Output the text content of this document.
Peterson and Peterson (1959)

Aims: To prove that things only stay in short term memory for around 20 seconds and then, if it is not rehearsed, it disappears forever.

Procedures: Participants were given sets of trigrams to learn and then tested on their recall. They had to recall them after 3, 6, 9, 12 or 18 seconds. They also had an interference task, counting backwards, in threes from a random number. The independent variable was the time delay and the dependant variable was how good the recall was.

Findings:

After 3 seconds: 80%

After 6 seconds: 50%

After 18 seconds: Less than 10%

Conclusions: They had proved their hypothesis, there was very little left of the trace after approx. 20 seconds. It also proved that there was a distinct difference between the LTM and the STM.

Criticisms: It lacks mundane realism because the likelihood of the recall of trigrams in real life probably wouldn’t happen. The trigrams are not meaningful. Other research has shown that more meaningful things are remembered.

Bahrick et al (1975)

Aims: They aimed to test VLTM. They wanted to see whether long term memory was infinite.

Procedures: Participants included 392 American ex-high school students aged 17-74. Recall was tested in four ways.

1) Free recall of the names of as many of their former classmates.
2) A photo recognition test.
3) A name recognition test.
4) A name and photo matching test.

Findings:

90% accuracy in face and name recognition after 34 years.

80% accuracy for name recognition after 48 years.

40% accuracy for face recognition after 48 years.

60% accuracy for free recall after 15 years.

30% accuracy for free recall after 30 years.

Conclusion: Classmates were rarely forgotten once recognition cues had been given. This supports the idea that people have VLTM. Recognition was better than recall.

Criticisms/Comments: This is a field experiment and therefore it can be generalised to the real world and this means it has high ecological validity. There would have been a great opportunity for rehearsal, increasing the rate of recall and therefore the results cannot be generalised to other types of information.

........

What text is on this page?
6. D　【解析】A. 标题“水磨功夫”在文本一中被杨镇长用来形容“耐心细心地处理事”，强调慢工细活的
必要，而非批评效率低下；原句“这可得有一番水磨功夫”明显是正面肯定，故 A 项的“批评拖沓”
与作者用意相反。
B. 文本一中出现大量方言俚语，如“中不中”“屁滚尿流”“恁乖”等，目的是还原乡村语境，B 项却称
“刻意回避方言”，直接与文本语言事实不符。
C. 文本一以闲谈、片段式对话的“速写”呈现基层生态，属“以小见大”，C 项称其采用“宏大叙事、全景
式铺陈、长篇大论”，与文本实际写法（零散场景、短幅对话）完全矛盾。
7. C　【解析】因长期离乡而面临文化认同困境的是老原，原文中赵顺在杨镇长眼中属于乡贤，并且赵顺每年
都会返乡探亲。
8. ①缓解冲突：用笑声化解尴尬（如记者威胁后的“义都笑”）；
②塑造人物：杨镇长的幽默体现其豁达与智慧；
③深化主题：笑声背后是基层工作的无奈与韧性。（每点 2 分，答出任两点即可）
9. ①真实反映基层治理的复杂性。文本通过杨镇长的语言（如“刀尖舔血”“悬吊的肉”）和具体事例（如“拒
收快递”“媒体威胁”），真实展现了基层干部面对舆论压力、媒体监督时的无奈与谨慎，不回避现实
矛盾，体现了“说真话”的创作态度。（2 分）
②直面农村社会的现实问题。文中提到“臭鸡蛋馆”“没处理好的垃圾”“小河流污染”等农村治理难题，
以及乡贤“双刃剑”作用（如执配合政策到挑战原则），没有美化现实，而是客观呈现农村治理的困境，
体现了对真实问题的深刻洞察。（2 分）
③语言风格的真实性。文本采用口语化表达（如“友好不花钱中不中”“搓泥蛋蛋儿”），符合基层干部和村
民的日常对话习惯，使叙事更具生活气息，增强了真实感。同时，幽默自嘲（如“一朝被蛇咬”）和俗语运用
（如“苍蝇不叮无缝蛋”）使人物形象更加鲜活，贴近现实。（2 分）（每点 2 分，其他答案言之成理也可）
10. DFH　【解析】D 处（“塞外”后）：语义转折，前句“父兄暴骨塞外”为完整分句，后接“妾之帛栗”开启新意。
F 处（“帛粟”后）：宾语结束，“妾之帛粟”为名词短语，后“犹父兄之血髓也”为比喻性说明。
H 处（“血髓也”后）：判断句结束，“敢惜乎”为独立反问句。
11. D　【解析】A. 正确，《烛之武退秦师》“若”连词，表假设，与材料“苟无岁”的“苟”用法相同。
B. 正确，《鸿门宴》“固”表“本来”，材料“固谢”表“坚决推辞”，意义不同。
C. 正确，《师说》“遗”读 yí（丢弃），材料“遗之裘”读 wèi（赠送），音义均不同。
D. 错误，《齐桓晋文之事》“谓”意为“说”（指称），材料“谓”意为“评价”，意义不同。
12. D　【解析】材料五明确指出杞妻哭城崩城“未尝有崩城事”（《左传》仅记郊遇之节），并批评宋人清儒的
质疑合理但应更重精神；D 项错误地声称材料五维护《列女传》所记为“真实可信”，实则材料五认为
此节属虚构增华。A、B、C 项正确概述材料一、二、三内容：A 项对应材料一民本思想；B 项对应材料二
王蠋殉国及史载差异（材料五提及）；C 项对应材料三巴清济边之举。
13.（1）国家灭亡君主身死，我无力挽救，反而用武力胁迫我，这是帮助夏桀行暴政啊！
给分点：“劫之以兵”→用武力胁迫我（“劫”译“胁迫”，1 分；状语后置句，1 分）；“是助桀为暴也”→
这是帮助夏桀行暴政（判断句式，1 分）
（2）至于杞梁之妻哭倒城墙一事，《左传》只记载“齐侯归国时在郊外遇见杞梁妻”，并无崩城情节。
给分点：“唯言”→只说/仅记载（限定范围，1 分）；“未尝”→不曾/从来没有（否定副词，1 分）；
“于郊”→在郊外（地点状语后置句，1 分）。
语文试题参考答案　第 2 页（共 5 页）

........

Required task
Say how many lines in the records hold "They", with the number as the whole reply.

Correct result
3